» EXERCISE TASK
Reproduce only the part of the listing that opens with the line containing "bookmark-item[interactable]: 地域新報 [850,49,881,57]" and closes with the line containing "app-icon[interactable] [143,662,154,673]", substituting "expander-icon" for "expand-icon" and leaving all else unchanged.

» THE RECORDS
------------------------------------------------------------
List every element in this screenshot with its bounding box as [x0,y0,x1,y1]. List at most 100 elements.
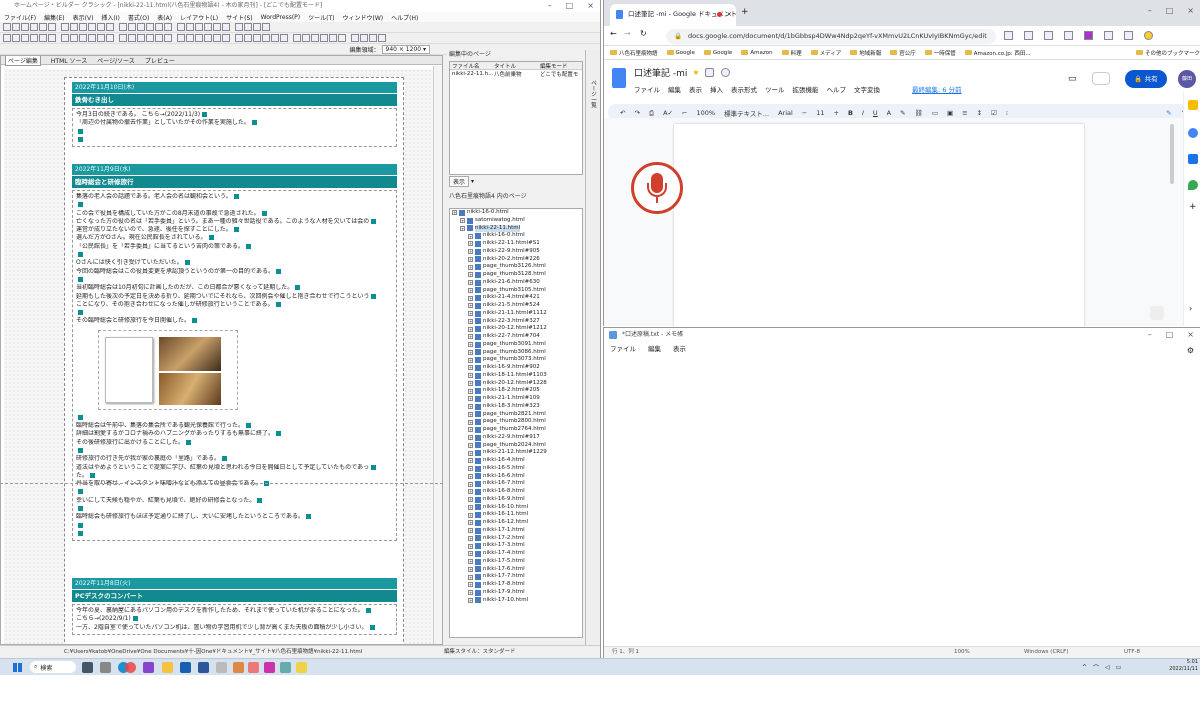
bookmark-item[interactable]: 地域新報 [850,49,881,57]
toolbar-button-icon[interactable] [311,34,319,42]
expand-icon[interactable]: + [468,551,473,557]
menu-item[interactable]: ファイル(F) [4,13,36,22]
expand-icon[interactable]: + [468,357,473,363]
toolbar-button-icon[interactable] [378,34,386,42]
expand-icon[interactable]: + [468,442,473,448]
toolbar-button-icon[interactable] [137,23,145,31]
toolbar-button-icon[interactable] [213,34,221,42]
bookmark-item[interactable]: Google [666,50,695,56]
expand-icon[interactable]: + [468,295,473,301]
tree-item[interactable]: + nikki-21-12.html#1229 [450,449,582,457]
tree-item[interactable]: + nikki-17-5.html [450,558,582,566]
bookmark-item[interactable]: 官公庁 [890,49,916,57]
app-icon[interactable] [280,662,291,673]
tab-google-docs[interactable]: 口述筆記 -mi - Google ドキュメント × [610,4,737,26]
minimize-button[interactable]: – [548,0,552,12]
expand-icon[interactable]: + [468,396,473,402]
bookmark-item[interactable]: メディア [810,49,841,57]
expand-icon[interactable]: + [460,225,465,231]
expand-icon[interactable]: + [468,311,473,317]
expand-icon[interactable]: + [468,427,473,433]
toolbar-button-icon[interactable] [119,23,127,31]
homepage-builder-icon[interactable] [264,662,275,673]
maximize-button[interactable]: □ [566,0,574,12]
toolbar-button-icon[interactable] [88,23,96,31]
tree-item[interactable]: + page_thumb3128.html [450,271,582,279]
tree-item[interactable]: + page_thumb3086.html [450,349,582,357]
tree-item[interactable]: + nikki-18-11.html#1103 [450,372,582,380]
app-icon[interactable] [143,662,154,673]
extension-icon[interactable] [1084,31,1093,40]
expand-icon[interactable]: + [460,218,465,224]
toolbar-button-icon[interactable] [79,23,87,31]
expand-icon[interactable]: + [468,458,473,464]
toolbar-button-icon[interactable] [253,34,261,42]
font-select[interactable]: Arial [778,109,793,117]
tree-item[interactable]: + page_thumb2764.html [450,426,582,434]
tree-item[interactable]: + nikki-16-0.html [450,232,582,240]
maximize-button[interactable]: □ [1166,328,1174,342]
col-edit-mode[interactable]: 編集モード [540,62,568,70]
extension-icon[interactable] [1104,31,1113,40]
new-tab-icon[interactable]: + [741,7,749,17]
toolbar-button-icon[interactable] [222,23,230,31]
toolbar-button-icon[interactable] [30,23,38,31]
expand-icon[interactable]: + [468,380,473,386]
star-icon[interactable]: ★ [692,68,699,77]
tree-item[interactable]: + page_thumb3091.html [450,341,582,349]
edit-area-select[interactable]: 940 × 1200 ▾ [381,44,430,54]
task-view-icon[interactable] [82,662,93,673]
expand-icon[interactable]: + [468,504,473,510]
toolbar-button-icon[interactable] [235,23,243,31]
bold-icon[interactable]: B [848,109,853,117]
dropdown-icon[interactable]: ▾ [471,178,474,185]
menu-item[interactable]: ツール(T) [308,13,334,22]
tree-item[interactable]: + nikki-16-6.html [450,473,582,481]
toolbar-button-icon[interactable] [302,34,310,42]
toolbar-button-icon[interactable] [12,34,20,42]
edit-canvas[interactable]: 2022年11月10日(木) 鉄骨むき出し 今月3日の続きである。 こちら→(2… [4,69,434,644]
bullet-list-icon[interactable]: ⁝ [1006,109,1008,117]
toolbar-button-icon[interactable] [48,34,56,42]
toolbar-button-icon[interactable] [79,34,87,42]
expand-icon[interactable]: + [468,373,473,379]
app-icon[interactable] [248,662,259,673]
url-input[interactable]: 🔒 docs.google.com/document/d/1bGbbsp4DWw… [666,29,996,44]
tab-page-source[interactable]: ページ/ソース [97,56,135,65]
toolbar-button-icon[interactable] [97,34,105,42]
bookmark-item[interactable]: その他のブックマーク [1135,49,1200,57]
toolbar-button-icon[interactable] [21,34,29,42]
expand-icon[interactable]: + [468,543,473,549]
tree-item[interactable]: + nikki-17-6.html [450,566,582,574]
tree-item[interactable]: + nikki-22-7.html#704 [450,333,582,341]
folder-icon[interactable] [296,662,307,673]
col-title[interactable]: タイトル [494,62,540,70]
expand-icon[interactable]: + [468,365,473,371]
notepad-text-area[interactable] [604,356,1200,646]
tray-chevron-icon[interactable]: ^ [1082,664,1087,671]
toolbar-button-icon[interactable] [30,34,38,42]
expand-icon[interactable]: + [468,450,473,456]
toolbar-button-icon[interactable] [70,23,78,31]
doc-title[interactable]: 口述筆記 -mi [634,66,687,79]
maximize-button[interactable]: □ [1166,6,1174,15]
tree-item[interactable]: + nikki-20-2.html#226 [450,256,582,264]
image-icon[interactable]: ▣ [947,109,953,117]
toolbar-button-icon[interactable] [97,23,105,31]
notepad-menu-item[interactable]: ファイル [610,343,636,353]
tree-item[interactable]: + nikki-16-9.html [450,496,582,504]
line-spacing-icon[interactable]: ↕ [977,109,982,117]
tree-item[interactable]: + nikki-17-7.html [450,573,582,581]
outlook-icon[interactable] [180,662,191,673]
toolbar-button-icon[interactable] [369,34,377,42]
toolbar-button-icon[interactable] [280,34,288,42]
voice-typing-microphone-icon[interactable] [631,162,683,214]
settings-icon[interactable] [100,662,111,673]
expand-icon[interactable]: + [468,326,473,332]
toolbar-button-icon[interactable] [119,34,127,42]
toolbar-button-icon[interactable] [128,34,136,42]
toolbar-button-icon[interactable] [244,34,252,42]
start-windows-icon[interactable] [13,663,22,672]
menu-item[interactable]: WordPress(P) [261,14,301,21]
expand-icon[interactable]: + [468,528,473,534]
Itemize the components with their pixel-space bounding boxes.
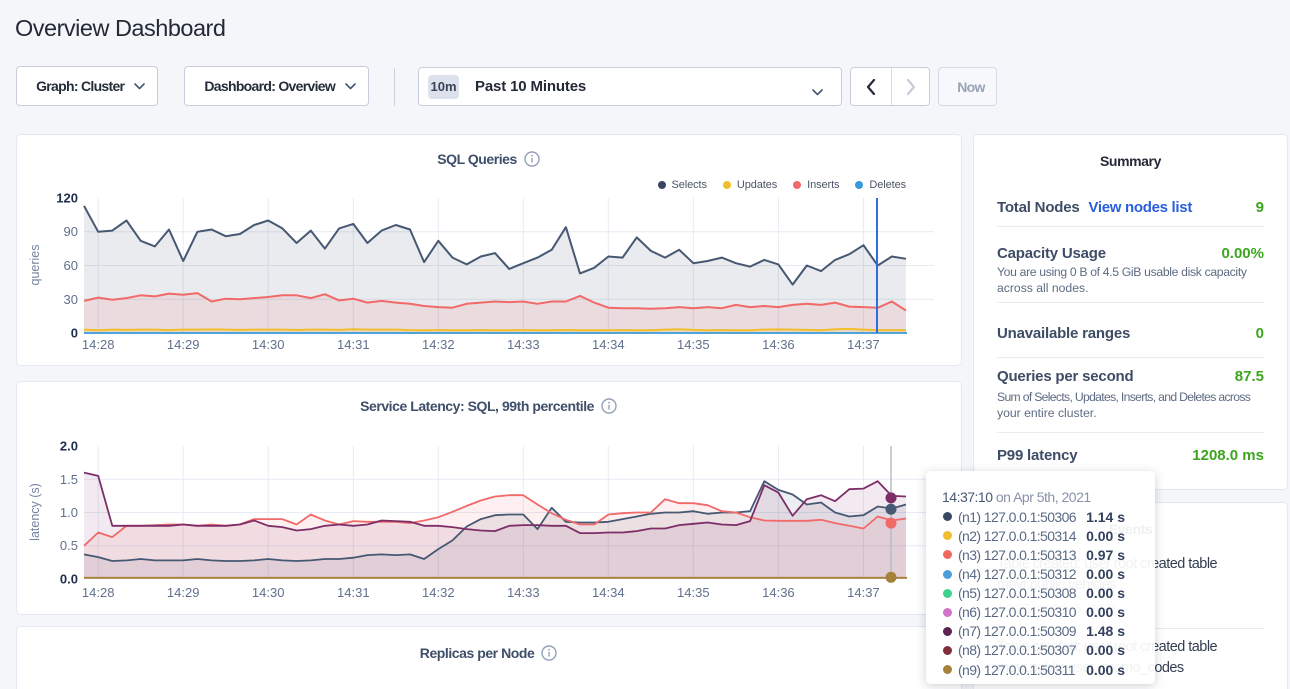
svg-text:14:37: 14:37	[847, 337, 880, 352]
svg-text:14:36: 14:36	[762, 337, 795, 352]
svg-text:120: 120	[56, 191, 78, 206]
svg-text:14:33: 14:33	[507, 337, 540, 352]
svg-text:queries: queries	[28, 245, 42, 286]
svg-text:14:33: 14:33	[507, 585, 540, 600]
svg-text:2.0: 2.0	[60, 439, 78, 454]
svg-text:30: 30	[64, 292, 78, 307]
svg-text:14:36: 14:36	[762, 585, 795, 600]
svg-text:14:35: 14:35	[677, 585, 710, 600]
svg-text:14:34: 14:34	[592, 585, 625, 600]
svg-text:0: 0	[71, 326, 78, 341]
svg-text:14:30: 14:30	[252, 337, 285, 352]
svg-text:0.5: 0.5	[60, 538, 78, 553]
svg-text:1.0: 1.0	[60, 505, 78, 520]
svg-text:14:28: 14:28	[82, 337, 115, 352]
svg-text:0.0: 0.0	[60, 572, 78, 587]
svg-text:14:29: 14:29	[167, 585, 200, 600]
svg-text:1.5: 1.5	[60, 472, 78, 487]
svg-text:60: 60	[64, 258, 78, 273]
svg-text:90: 90	[64, 224, 78, 239]
svg-text:14:32: 14:32	[422, 585, 455, 600]
svg-text:latency (s): latency (s)	[28, 483, 42, 541]
svg-text:14:31: 14:31	[337, 585, 370, 600]
svg-text:14:37: 14:37	[847, 585, 880, 600]
svg-text:14:29: 14:29	[167, 337, 200, 352]
svg-text:14:30: 14:30	[252, 585, 285, 600]
svg-text:14:28: 14:28	[82, 585, 115, 600]
svg-text:14:32: 14:32	[422, 337, 455, 352]
svg-text:14:31: 14:31	[337, 337, 370, 352]
svg-text:14:34: 14:34	[592, 337, 625, 352]
svg-text:14:35: 14:35	[677, 337, 710, 352]
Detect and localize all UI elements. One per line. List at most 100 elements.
------------------------------------------------------------
» RESULT
bookmark-item[interactable]: 地域新報 [850,49,881,57]
toolbar-button-icon[interactable] [311,34,319,42]
expander-icon[interactable]: + [468,551,473,557]
menu-item[interactable]: ファイル(F) [4,13,36,22]
expander-icon[interactable]: + [468,357,473,363]
toolbar-button-icon[interactable] [378,34,386,42]
expander-icon[interactable]: + [468,442,473,448]
toolbar-button-icon[interactable] [137,23,145,31]
toolbar-button-icon[interactable] [213,34,221,42]
bookmark-item[interactable]: Google [666,50,695,56]
expander-icon[interactable]: + [468,295,473,301]
tree-item[interactable]: + nikki-21-12.html#1229 [450,449,582,457]
tree-item[interactable]: + nikki-17-5.html [450,558,582,566]
bookmark-item[interactable]: 官公庁 [890,49,916,57]
app-icon[interactable] [280,662,291,673]
tab-google-docs[interactable]: 口述筆記 -mi - Google ドキュメント × [610,4,737,26]
minimize-button[interactable]: – [548,0,552,12]
expander-icon[interactable]: + [468,396,473,402]
bookmark-item[interactable]: メディア [810,49,841,57]
expander-icon[interactable]: + [460,225,465,231]
expander-icon[interactable]: + [468,311,473,317]
expander-icon[interactable]: + [468,427,473,433]
toolbar-button-icon[interactable] [119,23,127,31]
homepage-builder-icon[interactable] [264,662,275,673]
maximize-button[interactable]: □ [566,0,574,12]
toolbar-button-icon[interactable] [88,23,96,31]
tree-item[interactable]: + page_thumb3128.html [450,271,582,279]
tree-item[interactable]: + page_thumb3086.html [450,349,582,357]
tree-item[interactable]: + nikki-18-11.html#1103 [450,372,582,380]
app-icon[interactable] [143,662,154,673]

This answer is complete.